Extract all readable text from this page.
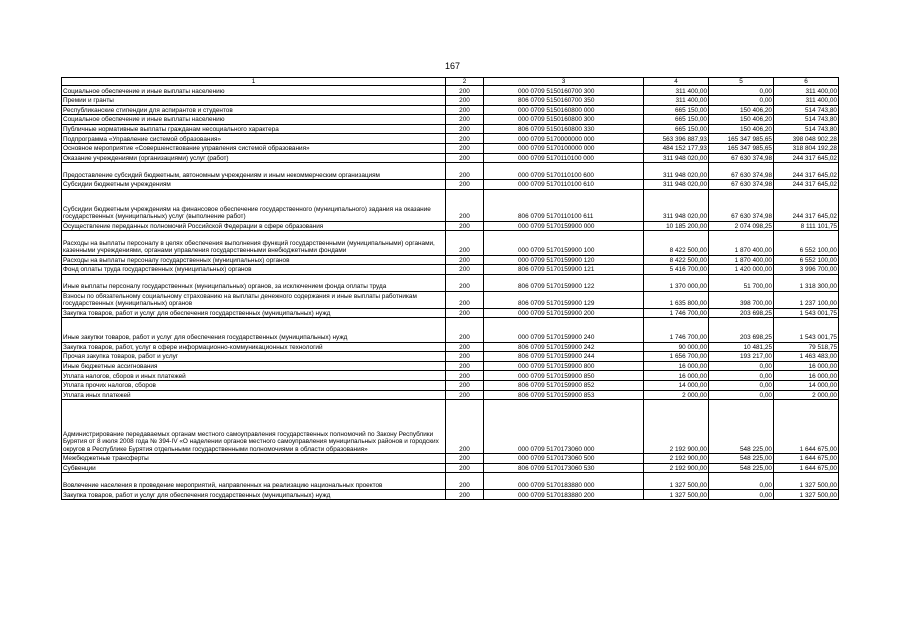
167
1	2	3	4	5	6
Социальное обеспечение и иные выплаты населению	200	000 0709 5150160700 300	311 400,00	0,00	311 400,00
Премии и гранты	200	806 0709 5150160700 350	311 400,00	0,00	311 400,00
Республиканские стипендии для аспирантов и студентов	200	000 0709 5150160800 000	665 150,00	150 406,20	514 743,80
Социальное обеспечение и иные выплаты населению	200	000 0709 5150160800 300	665 150,00	150 406,20	514 743,80
Публичные нормативные выплаты гражданам несоциального характера	200	806 0709 5150160800 330	665 150,00	150 406,20	514 743,80
Подпрограмма «Управление системой образования»	200	000 0709 5170000000 000	563 396 887,93	165 347 985,65	398 048 902,28
Основное мероприятие «Совершенствование управления системой образования»	200	000 0709 5170100000 000	484 152 177,93	165 347 985,65	318 804 192,28
Оказание учреждениями (организациями) услуг (работ)	200	000 0709 5170110100 000	311 948 020,00	67 630 374,98	244 317 645,02
Предоставление субсидий бюджетным, автономным учреждениям и иным некоммерческим организациям	200	000 0709 5170110100 600	311 948 020,00	67 630 374,98	244 317 645,02
Субсидии бюджетным учреждениям	200	000 0709 5170110100 610	311 948 020,00	67 630 374,98	244 317 645,02
Субсидии бюджетным учреждениям на финансовое обеспечение государственного (муниципального) задания на оказание государственных (муниципальных) услуг (выполнение работ)	200	806 0709 5170110100 611	311 948 020,00	67 630 374,98	244 317 645,02
Осуществление переданных полномочий Российской Федерации в сфере образования	200	000 0709 5170159900 000	10 185 200,00	2 074 098,25	8 111 101,75
Расходы на выплаты персоналу в целях обеспечения выполнения функций государственными (муниципальными) органами, казенными учреждениями, органами управления государственными внебюджетными фондами	200	000 0709 5170159900 100	8 422 500,00	1 870 400,00	6 552 100,00
Расходы на выплаты персоналу государственных (муниципальных) органов	200	000 0709 5170159900 120	8 422 500,00	1 870 400,00	6 552 100,00
Фонд оплаты труда государственных (муниципальных) органов	200	806 0709 5170159900 121	5 416 700,00	1 420 000,00	3 996 700,00
Иные выплаты персоналу государственных (муниципальных) органов, за исключением фонда оплаты труда	200	806 0709 5170159900 122	1 370 000,00	51 700,00	1 318 300,00
Взносы по обязательному социальному страхованию на выплаты денежного содержания и иные выплаты работникам государственных (муниципальных) органов	200	806 0709 5170159900 129	1 635 800,00	398 700,00	1 237 100,00
Закупка товаров, работ и услуг для обеспечения государственных (муниципальных) нужд	200	000 0709 5170159900 200	1 746 700,00	203 698,25	1 543 001,75
Иные закупки товаров, работ и услуг для обеспечения государственных (муниципальных) нужд	200	000 0709 5170159900 240	1 746 700,00	203 698,25	1 543 001,75
Закупка товаров, работ, услуг в сфере информационно-коммуникационных технологий	200	806 0709 5170159900 242	90 000,00	10 481,25	79 518,75
Прочая закупка товаров, работ и услуг	200	806 0709 5170159900 244	1 656 700,00	193 217,00	1 463 483,00
Иные бюджетные ассигнования	200	000 0709 5170159900 800	16 000,00	0,00	16 000,00
Уплата налогов, сборов и иных платежей	200	000 0709 5170159900 850	16 000,00	0,00	16 000,00
Уплата прочих налогов, сборов	200	806 0709 5170159900 852	14 000,00	0,00	14 000,00
Уплата иных платежей	200	806 0709 5170159900 853	2 000,00	0,00	2 000,00
Администрирование передаваемых органам местного самоуправления государственных полномочий по Закону Республики Бурятия от 8 июля 2008 года № 394-IV «О наделении органов местного самоуправления муниципальных районов и городских округов в Республике Бурятия отдельными государственными полномочиями в области образования»	200	000 0709 5170173060 000	2 192 900,00	548 225,00	1 644 675,00
Межбюджетные трансферты	200	000 0709 5170173060 500	2 192 900,00	548 225,00	1 644 675,00
Субвенции	200	806 0709 5170173060 530	2 192 900,00	548 225,00	1 644 675,00
Вовлечение населения в проведение мероприятий, направленных на реализацию национальных проектов	200	000 0709 5170183880 000	1 327 500,00	0,00	1 327 500,00
Закупка товаров, работ и услуг для обеспечения государственных (муниципальных) нужд	200	000 0709 5170183880 200	1 327 500,00	0,00	1 327 500,00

## TO BE DONE
Copy the whole listing above word for word but do not carry over the pictures.

## CORRECT ANSWER
Extract all readable text from this page.
167
1	2	3	4	5	6
Социальное обеспечение и иные выплаты населению	200	000 0709 5150160700 300	311 400,00	0,00	311 400,00
Премии и гранты	200	806 0709 5150160700 350	311 400,00	0,00	311 400,00
Республиканские стипендии для аспирантов и студентов	200	000 0709 5150160800 000	665 150,00	150 406,20	514 743,80
Социальное обеспечение и иные выплаты населению	200	000 0709 5150160800 300	665 150,00	150 406,20	514 743,80
Публичные нормативные выплаты гражданам несоциального характера	200	806 0709 5150160800 330	665 150,00	150 406,20	514 743,80
Подпрограмма «Управление системой образования»	200	000 0709 5170000000 000	563 396 887,93	165 347 985,65	398 048 902,28
Основное мероприятие «Совершенствование управления системой образования»	200	000 0709 5170100000 000	484 152 177,93	165 347 985,65	318 804 192,28
Оказание учреждениями (организациями) услуг (работ)	200	000 0709 5170110100 000	311 948 020,00	67 630 374,98	244 317 645,02
Предоставление субсидий бюджетным, автономным учреждениям и иным некоммерческим организациям	200	000 0709 5170110100 600	311 948 020,00	67 630 374,98	244 317 645,02
Субсидии бюджетным учреждениям	200	000 0709 5170110100 610	311 948 020,00	67 630 374,98	244 317 645,02
Субсидии бюджетным учреждениям на финансовое обеспечение государственного (муниципального) задания на оказание государственных (муниципальных) услуг (выполнение работ)	200	806 0709 5170110100 611	311 948 020,00	67 630 374,98	244 317 645,02
Осуществление переданных полномочий Российской Федерации в сфере образования	200	000 0709 5170159900 000	10 185 200,00	2 074 098,25	8 111 101,75
Расходы на выплаты персоналу в целях обеспечения выполнения функций государственными (муниципальными) органами, казенными учреждениями, органами управления государственными внебюджетными фондами	200	000 0709 5170159900 100	8 422 500,00	1 870 400,00	6 552 100,00
Расходы на выплаты персоналу государственных (муниципальных) органов	200	000 0709 5170159900 120	8 422 500,00	1 870 400,00	6 552 100,00
Фонд оплаты труда государственных (муниципальных) органов	200	806 0709 5170159900 121	5 416 700,00	1 420 000,00	3 996 700,00
Иные выплаты персоналу государственных (муниципальных) органов, за исключением фонда оплаты труда	200	806 0709 5170159900 122	1 370 000,00	51 700,00	1 318 300,00
Взносы по обязательному социальному страхованию на выплаты денежного содержания и иные выплаты работникам государственных (муниципальных) органов	200	806 0709 5170159900 129	1 635 800,00	398 700,00	1 237 100,00
Закупка товаров, работ и услуг для обеспечения государственных (муниципальных) нужд	200	000 0709 5170159900 200	1 746 700,00	203 698,25	1 543 001,75
Иные закупки товаров, работ и услуг для обеспечения государственных (муниципальных) нужд	200	000 0709 5170159900 240	1 746 700,00	203 698,25	1 543 001,75
Закупка товаров, работ, услуг в сфере информационно-коммуникационных технологий	200	806 0709 5170159900 242	90 000,00	10 481,25	79 518,75
Прочая закупка товаров, работ и услуг	200	806 0709 5170159900 244	1 656 700,00	193 217,00	1 463 483,00
Иные бюджетные ассигнования	200	000 0709 5170159900 800	16 000,00	0,00	16 000,00
Уплата налогов, сборов и иных платежей	200	000 0709 5170159900 850	16 000,00	0,00	16 000,00
Уплата прочих налогов, сборов	200	806 0709 5170159900 852	14 000,00	0,00	14 000,00
Уплата иных платежей	200	806 0709 5170159900 853	2 000,00	0,00	2 000,00
Администрирование передаваемых органам местного самоуправления государственных полномочий по Закону Республики Бурятия от 8 июля 2008 года № 394-IV «О наделении органов местного самоуправления муниципальных районов и городских округов в Республике Бурятия отдельными государственными полномочиями в области образования»	200	000 0709 5170173060 000	2 192 900,00	548 225,00	1 644 675,00
Межбюджетные трансферты	200	000 0709 5170173060 500	2 192 900,00	548 225,00	1 644 675,00
Субвенции	200	806 0709 5170173060 530	2 192 900,00	548 225,00	1 644 675,00
Вовлечение населения в проведение мероприятий, направленных на реализацию национальных проектов	200	000 0709 5170183880 000	1 327 500,00	0,00	1 327 500,00
Закупка товаров, работ и услуг для обеспечения государственных (муниципальных) нужд	200	000 0709 5170183880 200	1 327 500,00	0,00	1 327 500,00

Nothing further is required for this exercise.